# [Document segment]
**********
Heuvers was a friend of surgeon general and Unit 731 war criminal Shirō Ishii, whom Heuvers would baptize on his deathbed in 1959. They became close before the war, as Ishii respected the German people and culture. Ishii had confirmed his suspicions of throat cancer by asking a former subordinate in Tokyo to examine a tissue sample without saying who the tissue had come from. After losing his voice following surgical treatment, Ishii communicated through written messages including one to a former professor that read "it's all over now". Ishii took the name Joseph upon baptism and felt relief through the rite.

Heuvers later served as the pastor of St. Ignatius Church from 1949 to 1966 and died as its honorary pastor.
**********
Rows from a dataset
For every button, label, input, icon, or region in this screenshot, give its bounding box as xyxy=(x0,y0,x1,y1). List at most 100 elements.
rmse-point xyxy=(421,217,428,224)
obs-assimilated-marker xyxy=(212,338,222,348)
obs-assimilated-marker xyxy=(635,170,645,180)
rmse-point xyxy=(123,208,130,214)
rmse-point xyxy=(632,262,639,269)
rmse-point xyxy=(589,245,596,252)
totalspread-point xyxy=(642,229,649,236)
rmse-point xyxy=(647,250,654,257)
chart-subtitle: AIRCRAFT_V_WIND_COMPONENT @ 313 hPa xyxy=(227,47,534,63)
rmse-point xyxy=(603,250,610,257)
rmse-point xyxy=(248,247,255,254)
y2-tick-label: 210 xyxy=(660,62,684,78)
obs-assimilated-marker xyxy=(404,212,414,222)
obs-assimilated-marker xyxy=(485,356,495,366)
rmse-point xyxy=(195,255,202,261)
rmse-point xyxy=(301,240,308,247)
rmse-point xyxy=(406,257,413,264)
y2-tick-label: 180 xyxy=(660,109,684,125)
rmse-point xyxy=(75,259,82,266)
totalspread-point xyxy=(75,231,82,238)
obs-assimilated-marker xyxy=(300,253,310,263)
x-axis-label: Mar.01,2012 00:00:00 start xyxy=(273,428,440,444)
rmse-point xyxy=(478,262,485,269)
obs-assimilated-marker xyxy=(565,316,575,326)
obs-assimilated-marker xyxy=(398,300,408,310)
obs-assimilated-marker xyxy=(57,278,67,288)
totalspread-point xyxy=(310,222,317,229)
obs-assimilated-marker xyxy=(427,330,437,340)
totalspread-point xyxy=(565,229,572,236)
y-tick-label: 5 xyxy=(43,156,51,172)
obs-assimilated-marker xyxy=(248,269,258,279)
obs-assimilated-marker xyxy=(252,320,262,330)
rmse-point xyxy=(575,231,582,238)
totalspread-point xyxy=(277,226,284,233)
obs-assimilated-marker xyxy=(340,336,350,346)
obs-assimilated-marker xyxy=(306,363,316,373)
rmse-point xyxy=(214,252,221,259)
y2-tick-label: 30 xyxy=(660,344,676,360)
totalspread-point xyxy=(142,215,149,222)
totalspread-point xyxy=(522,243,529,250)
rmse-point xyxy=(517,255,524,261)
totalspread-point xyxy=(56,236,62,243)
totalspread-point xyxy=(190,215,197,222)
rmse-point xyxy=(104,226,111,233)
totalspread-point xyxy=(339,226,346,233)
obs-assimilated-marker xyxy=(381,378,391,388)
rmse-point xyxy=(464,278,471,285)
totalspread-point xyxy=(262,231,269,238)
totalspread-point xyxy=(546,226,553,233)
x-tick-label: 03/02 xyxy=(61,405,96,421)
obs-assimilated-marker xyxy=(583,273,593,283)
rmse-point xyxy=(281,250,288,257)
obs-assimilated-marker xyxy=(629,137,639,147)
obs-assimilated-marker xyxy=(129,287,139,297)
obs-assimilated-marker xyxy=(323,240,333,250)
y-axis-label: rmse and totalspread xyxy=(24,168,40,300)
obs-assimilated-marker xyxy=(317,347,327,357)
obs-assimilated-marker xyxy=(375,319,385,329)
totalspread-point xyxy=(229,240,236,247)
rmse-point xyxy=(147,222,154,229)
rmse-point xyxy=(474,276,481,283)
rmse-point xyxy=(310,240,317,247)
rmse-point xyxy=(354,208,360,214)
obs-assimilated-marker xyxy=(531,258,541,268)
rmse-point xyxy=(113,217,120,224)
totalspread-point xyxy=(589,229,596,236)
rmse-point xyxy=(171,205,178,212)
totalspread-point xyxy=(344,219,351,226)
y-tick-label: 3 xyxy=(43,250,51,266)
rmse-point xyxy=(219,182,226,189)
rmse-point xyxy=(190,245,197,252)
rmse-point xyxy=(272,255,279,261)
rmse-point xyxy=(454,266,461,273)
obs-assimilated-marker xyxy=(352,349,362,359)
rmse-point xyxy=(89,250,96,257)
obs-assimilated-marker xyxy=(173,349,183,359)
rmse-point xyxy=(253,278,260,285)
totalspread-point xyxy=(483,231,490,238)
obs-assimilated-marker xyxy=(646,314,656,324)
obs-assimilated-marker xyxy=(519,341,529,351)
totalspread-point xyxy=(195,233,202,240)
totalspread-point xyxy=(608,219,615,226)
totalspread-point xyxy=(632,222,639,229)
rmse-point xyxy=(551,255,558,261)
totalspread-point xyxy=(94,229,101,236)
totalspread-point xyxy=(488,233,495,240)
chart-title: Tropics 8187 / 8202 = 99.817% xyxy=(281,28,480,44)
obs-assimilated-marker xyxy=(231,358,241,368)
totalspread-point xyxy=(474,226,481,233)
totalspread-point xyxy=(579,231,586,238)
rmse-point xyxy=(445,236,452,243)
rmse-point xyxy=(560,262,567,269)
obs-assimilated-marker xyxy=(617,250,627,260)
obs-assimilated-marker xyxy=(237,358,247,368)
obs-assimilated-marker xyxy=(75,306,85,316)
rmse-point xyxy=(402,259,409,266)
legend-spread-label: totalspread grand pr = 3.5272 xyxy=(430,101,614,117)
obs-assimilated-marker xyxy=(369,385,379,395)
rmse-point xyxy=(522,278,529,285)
**********
# [Task list]
[1] List every year mentioned in the passage about Heuvers.
[2] Decide whether each statement agrees with the passage about Heuvers, answering yes or no and quoting the words that settle it: (a) Ishii took the name Joseph when he was baptized. (b) Ishii told his former subordinate whose tissue sample it was. (c) Heuvers was pastor of St. Ignatius Church until 1970.
[3] Copy the passage about Heuvers from "Heuvers was a" to "its honorary pastor.".
The rows are separate material and have no connection to the passage about Heuvers.

# [Answers to the problems]
[1] 1959, 1949, 1966

[2]
(a) Yes: "Ishii took the name Joseph upon baptism"
(b) No: "without saying who the tissue had come from"
(c) No: "from 1949 to 1966"

[3]
Heuvers was a friend of surgeon general and Unit 731 war criminal Shirō Ishii, whom Heuvers would baptize on his deathbed in 1959. They became close before the war, as Ishii respected the German people and culture. Ishii had confirmed his suspicions of throat cancer by asking a former subordinate in Tokyo to examine a tissue sample without saying who the tissue had come from. After losing his voice following surgical treatment, Ishii communicated through written messages including one to a former professor that read "it's all over now". Ishii took the name Joseph upon baptism and felt relief through the rite.

Heuvers later served as the pastor of St. Ignatius Church from 1949 to 1966 and died as its honorary pastor.